* _THE PROBLEM_:
Only the pictures are omitted; repeat all other data exactly.

Stored items
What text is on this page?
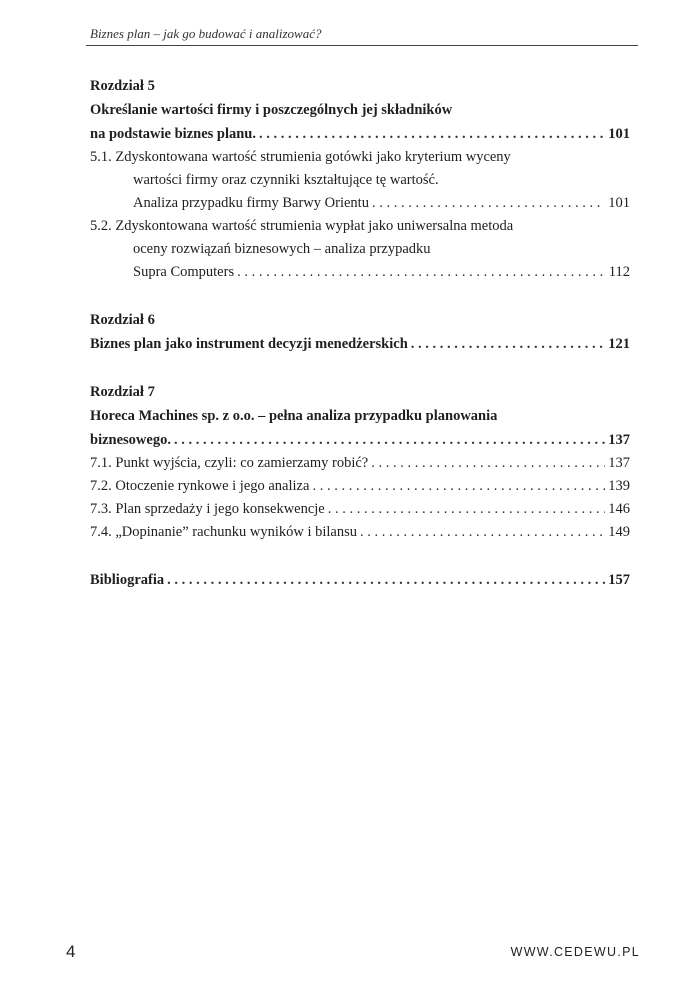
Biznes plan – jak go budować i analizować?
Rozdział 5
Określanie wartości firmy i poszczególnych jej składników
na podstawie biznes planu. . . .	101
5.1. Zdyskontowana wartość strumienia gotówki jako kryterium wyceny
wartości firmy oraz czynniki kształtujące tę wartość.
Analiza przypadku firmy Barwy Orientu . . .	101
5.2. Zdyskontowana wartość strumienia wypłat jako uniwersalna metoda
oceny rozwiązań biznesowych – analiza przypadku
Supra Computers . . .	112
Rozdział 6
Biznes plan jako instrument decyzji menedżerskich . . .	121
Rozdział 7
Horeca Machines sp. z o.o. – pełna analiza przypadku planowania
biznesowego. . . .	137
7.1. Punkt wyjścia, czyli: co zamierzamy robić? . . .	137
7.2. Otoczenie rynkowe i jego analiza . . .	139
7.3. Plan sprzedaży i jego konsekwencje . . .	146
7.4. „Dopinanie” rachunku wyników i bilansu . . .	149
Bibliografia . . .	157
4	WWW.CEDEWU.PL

* _EXERCISE ANSWER_:
What text is on this page?
Biznes plan – jak go budować i analizować?
Rozdział 5
Określanie wartości firmy i poszczególnych jej składników
na podstawie biznes planu. . . .	101
5.1. Zdyskontowana wartość strumienia gotówki jako kryterium wyceny
wartości firmy oraz czynniki kształtujące tę wartość.
Analiza przypadku firmy Barwy Orientu . . .	101
5.2. Zdyskontowana wartość strumienia wypłat jako uniwersalna metoda
oceny rozwiązań biznesowych – analiza przypadku
Supra Computers . . .	112
Rozdział 6
Biznes plan jako instrument decyzji menedżerskich . . .	121
Rozdział 7
Horeca Machines sp. z o.o. – pełna analiza przypadku planowania
biznesowego. . . .	137
7.1. Punkt wyjścia, czyli: co zamierzamy robić? . . .	137
7.2. Otoczenie rynkowe i jego analiza . . .	139
7.3. Plan sprzedaży i jego konsekwencje . . .	146
7.4. „Dopinanie” rachunku wyników i bilansu . . .	149
Bibliografia . . .	157
4	WWW.CEDEWU.PL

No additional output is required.